Short exercise
In the material below, identify each line bearing the word "Faccia". Reproduce those lines.

Some records:
* Begin *
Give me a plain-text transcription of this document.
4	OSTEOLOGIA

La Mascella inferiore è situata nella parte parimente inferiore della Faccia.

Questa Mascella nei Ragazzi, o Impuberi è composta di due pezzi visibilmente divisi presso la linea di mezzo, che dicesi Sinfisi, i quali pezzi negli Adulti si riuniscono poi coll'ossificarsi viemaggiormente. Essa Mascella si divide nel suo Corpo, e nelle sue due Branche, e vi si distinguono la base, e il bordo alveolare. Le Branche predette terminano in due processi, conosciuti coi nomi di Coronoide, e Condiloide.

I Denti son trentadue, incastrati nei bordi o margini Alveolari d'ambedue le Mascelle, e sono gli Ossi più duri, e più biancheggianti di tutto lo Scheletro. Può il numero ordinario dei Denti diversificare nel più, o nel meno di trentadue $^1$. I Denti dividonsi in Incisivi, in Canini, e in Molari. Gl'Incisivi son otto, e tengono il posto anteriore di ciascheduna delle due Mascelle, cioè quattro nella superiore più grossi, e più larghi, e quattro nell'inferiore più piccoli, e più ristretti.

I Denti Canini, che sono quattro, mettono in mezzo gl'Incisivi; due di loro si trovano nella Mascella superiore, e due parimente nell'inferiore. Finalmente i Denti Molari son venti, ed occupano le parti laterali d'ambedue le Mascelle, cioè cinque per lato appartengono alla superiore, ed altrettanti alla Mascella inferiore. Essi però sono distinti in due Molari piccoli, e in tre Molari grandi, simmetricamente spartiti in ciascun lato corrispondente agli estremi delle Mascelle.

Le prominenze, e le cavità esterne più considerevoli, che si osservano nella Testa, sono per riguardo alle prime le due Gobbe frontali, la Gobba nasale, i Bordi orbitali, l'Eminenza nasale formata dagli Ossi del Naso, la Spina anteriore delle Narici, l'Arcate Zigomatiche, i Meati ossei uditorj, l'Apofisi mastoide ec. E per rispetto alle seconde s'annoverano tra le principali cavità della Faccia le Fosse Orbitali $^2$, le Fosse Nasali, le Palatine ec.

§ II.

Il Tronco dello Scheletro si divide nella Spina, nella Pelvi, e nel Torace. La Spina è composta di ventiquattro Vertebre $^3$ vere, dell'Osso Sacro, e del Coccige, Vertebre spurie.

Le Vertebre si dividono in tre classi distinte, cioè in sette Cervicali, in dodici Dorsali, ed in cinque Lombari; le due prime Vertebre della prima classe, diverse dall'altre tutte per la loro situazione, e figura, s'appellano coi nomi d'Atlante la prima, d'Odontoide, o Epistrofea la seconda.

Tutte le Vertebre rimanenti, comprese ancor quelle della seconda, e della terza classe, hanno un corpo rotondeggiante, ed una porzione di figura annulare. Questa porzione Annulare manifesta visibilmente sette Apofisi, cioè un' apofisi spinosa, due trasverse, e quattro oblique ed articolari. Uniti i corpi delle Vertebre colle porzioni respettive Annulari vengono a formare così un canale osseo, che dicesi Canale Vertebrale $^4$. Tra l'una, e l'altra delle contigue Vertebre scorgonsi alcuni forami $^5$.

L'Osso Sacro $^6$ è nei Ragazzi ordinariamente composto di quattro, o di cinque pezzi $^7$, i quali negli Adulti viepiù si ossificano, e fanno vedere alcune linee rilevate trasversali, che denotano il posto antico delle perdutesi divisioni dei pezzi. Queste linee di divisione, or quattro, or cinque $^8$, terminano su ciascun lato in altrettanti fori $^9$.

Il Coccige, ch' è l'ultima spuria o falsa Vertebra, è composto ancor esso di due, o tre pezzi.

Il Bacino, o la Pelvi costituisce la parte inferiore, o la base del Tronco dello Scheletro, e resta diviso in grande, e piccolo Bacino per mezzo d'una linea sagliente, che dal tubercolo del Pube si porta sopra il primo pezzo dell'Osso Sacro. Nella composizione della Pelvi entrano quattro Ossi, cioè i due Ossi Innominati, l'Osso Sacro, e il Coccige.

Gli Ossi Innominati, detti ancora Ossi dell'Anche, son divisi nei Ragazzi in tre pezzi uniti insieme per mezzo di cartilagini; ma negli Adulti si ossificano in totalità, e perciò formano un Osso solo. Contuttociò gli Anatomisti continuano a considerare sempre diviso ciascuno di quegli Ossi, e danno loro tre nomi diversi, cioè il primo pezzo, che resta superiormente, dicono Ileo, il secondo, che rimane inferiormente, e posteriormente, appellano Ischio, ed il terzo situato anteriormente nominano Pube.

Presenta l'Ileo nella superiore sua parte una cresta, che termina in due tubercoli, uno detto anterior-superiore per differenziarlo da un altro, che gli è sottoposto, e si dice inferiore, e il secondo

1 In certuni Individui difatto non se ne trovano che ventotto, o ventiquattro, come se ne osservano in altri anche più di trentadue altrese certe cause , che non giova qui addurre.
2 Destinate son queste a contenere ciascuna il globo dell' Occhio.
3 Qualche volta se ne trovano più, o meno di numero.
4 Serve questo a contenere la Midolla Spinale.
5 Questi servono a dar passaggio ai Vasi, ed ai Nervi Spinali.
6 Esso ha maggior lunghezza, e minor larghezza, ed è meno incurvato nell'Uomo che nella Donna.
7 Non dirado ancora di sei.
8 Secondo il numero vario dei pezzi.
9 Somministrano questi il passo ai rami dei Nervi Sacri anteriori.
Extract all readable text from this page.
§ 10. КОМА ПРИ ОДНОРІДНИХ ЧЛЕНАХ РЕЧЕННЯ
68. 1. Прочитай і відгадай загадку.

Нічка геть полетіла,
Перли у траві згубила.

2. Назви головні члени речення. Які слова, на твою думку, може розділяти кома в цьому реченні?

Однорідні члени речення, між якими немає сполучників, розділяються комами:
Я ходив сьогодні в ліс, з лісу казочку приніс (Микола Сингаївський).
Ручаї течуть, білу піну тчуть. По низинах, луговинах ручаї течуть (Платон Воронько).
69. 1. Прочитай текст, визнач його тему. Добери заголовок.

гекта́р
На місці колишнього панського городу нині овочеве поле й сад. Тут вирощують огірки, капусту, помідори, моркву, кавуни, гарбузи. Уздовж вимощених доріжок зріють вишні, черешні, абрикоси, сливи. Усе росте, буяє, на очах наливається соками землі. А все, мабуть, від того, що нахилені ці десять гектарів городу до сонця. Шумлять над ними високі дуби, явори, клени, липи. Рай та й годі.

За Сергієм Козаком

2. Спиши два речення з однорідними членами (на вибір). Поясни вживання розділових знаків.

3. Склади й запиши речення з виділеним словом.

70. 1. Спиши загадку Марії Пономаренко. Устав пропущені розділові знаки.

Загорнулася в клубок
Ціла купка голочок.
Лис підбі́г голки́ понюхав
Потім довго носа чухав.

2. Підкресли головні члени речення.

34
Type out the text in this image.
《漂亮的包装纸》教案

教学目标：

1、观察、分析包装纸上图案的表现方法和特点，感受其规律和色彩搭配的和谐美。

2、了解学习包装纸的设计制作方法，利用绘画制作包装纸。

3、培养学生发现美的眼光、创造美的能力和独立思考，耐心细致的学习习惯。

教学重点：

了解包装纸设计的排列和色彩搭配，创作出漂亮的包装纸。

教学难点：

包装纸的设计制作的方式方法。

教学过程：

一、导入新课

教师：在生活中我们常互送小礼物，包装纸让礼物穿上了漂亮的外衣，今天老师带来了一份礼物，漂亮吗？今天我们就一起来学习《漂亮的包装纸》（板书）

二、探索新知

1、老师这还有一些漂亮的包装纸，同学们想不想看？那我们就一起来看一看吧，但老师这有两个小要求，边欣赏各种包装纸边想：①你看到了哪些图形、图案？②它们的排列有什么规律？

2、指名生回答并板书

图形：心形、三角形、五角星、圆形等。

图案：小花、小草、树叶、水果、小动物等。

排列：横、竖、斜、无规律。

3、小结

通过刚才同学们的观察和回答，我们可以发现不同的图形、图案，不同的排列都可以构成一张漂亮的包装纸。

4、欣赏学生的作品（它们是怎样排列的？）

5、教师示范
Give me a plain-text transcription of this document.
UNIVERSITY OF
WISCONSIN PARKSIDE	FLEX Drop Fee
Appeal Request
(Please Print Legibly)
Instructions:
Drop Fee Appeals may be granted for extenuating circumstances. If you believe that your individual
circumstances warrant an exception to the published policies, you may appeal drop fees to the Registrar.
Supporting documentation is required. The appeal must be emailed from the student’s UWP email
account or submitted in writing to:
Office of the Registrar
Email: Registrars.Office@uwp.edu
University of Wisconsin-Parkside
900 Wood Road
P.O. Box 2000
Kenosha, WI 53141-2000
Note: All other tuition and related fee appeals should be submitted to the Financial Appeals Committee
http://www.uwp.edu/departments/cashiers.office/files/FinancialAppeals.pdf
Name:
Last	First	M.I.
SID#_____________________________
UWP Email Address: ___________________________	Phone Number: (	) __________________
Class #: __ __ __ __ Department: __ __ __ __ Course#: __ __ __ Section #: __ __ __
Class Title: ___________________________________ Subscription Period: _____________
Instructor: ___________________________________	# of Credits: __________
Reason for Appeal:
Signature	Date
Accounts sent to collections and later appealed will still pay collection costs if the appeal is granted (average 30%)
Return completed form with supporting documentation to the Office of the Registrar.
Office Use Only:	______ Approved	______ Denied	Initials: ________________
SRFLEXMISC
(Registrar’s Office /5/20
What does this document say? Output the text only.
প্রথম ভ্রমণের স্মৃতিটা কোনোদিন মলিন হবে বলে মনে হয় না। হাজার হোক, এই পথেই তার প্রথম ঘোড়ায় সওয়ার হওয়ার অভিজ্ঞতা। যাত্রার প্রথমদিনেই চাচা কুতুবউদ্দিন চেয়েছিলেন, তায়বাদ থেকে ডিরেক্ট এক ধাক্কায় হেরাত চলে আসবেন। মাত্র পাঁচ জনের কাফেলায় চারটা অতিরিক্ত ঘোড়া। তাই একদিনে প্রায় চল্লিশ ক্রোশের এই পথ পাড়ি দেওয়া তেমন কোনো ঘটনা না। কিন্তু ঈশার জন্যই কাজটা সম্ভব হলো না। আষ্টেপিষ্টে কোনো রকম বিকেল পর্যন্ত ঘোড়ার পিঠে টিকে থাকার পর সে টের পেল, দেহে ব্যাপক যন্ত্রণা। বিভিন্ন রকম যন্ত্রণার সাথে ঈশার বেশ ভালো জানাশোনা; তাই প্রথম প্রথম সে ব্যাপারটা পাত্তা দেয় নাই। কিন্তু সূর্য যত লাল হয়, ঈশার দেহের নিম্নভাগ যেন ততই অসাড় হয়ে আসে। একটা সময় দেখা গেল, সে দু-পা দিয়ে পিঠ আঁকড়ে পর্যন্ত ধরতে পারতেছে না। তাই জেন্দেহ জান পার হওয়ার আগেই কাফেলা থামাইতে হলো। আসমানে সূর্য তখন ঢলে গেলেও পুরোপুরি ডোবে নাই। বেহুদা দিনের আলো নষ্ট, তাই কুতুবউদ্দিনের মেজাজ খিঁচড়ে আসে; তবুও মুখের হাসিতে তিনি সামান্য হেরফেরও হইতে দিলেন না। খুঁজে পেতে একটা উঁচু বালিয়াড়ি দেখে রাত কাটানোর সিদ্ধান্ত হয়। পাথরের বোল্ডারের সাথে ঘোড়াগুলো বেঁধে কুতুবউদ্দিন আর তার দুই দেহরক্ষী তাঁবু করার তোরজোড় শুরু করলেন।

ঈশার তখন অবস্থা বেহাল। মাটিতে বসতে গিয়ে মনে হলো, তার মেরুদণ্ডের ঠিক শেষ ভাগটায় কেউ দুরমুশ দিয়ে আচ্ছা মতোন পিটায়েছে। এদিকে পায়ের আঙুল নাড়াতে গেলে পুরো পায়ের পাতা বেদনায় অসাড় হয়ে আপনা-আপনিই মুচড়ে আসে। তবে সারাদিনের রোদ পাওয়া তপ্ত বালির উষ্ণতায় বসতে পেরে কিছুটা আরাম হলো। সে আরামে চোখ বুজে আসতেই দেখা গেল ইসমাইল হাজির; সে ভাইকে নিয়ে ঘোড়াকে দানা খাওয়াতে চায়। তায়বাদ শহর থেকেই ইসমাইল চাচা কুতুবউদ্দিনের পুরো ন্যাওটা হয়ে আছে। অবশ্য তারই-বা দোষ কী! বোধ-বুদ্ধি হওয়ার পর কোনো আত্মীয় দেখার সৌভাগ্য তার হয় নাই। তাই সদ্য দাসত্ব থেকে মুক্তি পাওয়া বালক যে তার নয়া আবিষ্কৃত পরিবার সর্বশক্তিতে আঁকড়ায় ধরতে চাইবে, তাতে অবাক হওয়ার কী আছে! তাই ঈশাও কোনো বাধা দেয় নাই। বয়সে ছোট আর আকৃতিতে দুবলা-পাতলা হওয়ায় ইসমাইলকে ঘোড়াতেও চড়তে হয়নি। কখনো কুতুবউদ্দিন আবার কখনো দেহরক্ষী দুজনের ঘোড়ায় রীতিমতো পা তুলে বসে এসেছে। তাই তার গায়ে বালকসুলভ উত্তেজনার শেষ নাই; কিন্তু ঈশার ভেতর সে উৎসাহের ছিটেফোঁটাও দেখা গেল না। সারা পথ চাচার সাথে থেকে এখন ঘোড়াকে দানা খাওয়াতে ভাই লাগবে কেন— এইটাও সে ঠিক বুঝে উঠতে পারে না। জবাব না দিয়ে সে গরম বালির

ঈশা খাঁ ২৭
* End *
Completed exercise
La Mascella inferiore è situata nella parte parimente inferiore della Faccia.
Le prominenze, e le cavità esterne più considerevoli, che si osservano nella Testa, sono per riguardo alle prime le due Gobbe frontali, la Gobba nasale, i Bordi orbitali, l'Eminenza nasale formata dagli Ossi del Naso, la Spina anteriore delle Narici, l'Arcate Zigomatiche, i Meati ossei uditorj, l'Apofisi mastoide ec. E per rispetto alle seconde s'annoverano tra le principali cavità della Faccia le Fosse Orbitali $^2$, le Fosse Nasali, le Palatine ec.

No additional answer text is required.